REQUIRED WORK » Every line of the records below should be restated exactly.

## start PROVIDED MATERIAL

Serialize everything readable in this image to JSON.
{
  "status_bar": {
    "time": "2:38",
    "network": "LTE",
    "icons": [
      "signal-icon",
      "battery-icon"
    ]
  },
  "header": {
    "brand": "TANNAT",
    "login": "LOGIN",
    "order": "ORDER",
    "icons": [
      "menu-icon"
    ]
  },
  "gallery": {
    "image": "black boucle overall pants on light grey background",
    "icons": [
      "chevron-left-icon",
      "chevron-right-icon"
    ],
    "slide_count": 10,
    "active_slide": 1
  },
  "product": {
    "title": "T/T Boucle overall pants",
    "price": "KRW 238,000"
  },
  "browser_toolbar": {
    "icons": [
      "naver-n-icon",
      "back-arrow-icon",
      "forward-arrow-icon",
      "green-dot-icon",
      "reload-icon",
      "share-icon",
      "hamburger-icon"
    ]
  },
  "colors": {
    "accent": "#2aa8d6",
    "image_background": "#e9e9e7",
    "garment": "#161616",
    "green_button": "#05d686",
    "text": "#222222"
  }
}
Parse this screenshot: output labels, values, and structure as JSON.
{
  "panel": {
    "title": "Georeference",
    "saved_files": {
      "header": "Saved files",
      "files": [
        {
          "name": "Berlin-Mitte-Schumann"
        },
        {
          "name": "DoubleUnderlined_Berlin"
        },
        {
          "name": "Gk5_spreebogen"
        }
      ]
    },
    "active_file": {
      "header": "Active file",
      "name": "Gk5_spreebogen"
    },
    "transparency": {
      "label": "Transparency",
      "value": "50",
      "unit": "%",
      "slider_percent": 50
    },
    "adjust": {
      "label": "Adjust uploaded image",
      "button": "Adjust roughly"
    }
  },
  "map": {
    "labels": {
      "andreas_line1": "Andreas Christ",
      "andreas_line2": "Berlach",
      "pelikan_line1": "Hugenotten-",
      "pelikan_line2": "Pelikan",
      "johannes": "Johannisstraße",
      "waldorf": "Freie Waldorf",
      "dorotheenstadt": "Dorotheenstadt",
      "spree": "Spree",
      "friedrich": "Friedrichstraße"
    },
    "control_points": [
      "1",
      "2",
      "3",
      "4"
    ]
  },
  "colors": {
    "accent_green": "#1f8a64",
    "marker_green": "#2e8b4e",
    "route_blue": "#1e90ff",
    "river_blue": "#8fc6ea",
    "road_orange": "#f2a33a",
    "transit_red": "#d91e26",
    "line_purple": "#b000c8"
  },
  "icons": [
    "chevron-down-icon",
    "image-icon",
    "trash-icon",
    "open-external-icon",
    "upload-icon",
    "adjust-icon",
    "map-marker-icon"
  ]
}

## end PROVIDED MATERIAL

ANSWER TO THE TASK »
Serialize everything readable in this image to JSON.
{
  "status_bar": {
    "time": "2:38",
    "network": "LTE",
    "icons": [
      "signal-icon",
      "battery-icon"
    ]
  },
  "header": {
    "brand": "TANNAT",
    "login": "LOGIN",
    "order": "ORDER",
    "icons": [
      "menu-icon"
    ]
  },
  "gallery": {
    "image": "black boucle overall pants on light grey background",
    "icons": [
      "chevron-left-icon",
      "chevron-right-icon"
    ],
    "slide_count": 10,
    "active_slide": 1
  },
  "product": {
    "title": "T/T Boucle overall pants",
    "price": "KRW 238,000"
  },
  "browser_toolbar": {
    "icons": [
      "naver-n-icon",
      "back-arrow-icon",
      "forward-arrow-icon",
      "green-dot-icon",
      "reload-icon",
      "share-icon",
      "hamburger-icon"
    ]
  },
  "colors": {
    "accent": "#2aa8d6",
    "image_background": "#e9e9e7",
    "garment": "#161616",
    "green_button": "#05d686",
    "text": "#222222"
  }
}
Parse this screenshot: output labels, values, and structure as JSON.
{
  "panel": {
    "title": "Georeference",
    "saved_files": {
      "header": "Saved files",
      "files": [
        {
          "name": "Berlin-Mitte-Schumann"
        },
        {
          "name": "DoubleUnderlined_Berlin"
        },
        {
          "name": "Gk5_spreebogen"
        }
      ]
    },
    "active_file": {
      "header": "Active file",
      "name": "Gk5_spreebogen"
    },
    "transparency": {
      "label": "Transparency",
      "value": "50",
      "unit": "%",
      "slider_percent": 50
    },
    "adjust": {
      "label": "Adjust uploaded image",
      "button": "Adjust roughly"
    }
  },
  "map": {
    "labels": {
      "andreas_line1": "Andreas Christ",
      "andreas_line2": "Berlach",
      "pelikan_line1": "Hugenotten-",
      "pelikan_line2": "Pelikan",
      "johannes": "Johannisstraße",
      "waldorf": "Freie Waldorf",
      "dorotheenstadt": "Dorotheenstadt",
      "spree": "Spree",
      "friedrich": "Friedrichstraße"
    },
    "control_points": [
      "1",
      "2",
      "3",
      "4"
    ]
  },
  "colors": {
    "accent_green": "#1f8a64",
    "marker_green": "#2e8b4e",
    "route_blue": "#1e90ff",
    "river_blue": "#8fc6ea",
    "road_orange": "#f2a33a",
    "transit_red": "#d91e26",
    "line_purple": "#b000c8"
  },
  "icons": [
    "chevron-down-icon",
    "image-icon",
    "trash-icon",
    "open-external-icon",
    "upload-icon",
    "adjust-icon",
    "map-marker-icon"
  ]
}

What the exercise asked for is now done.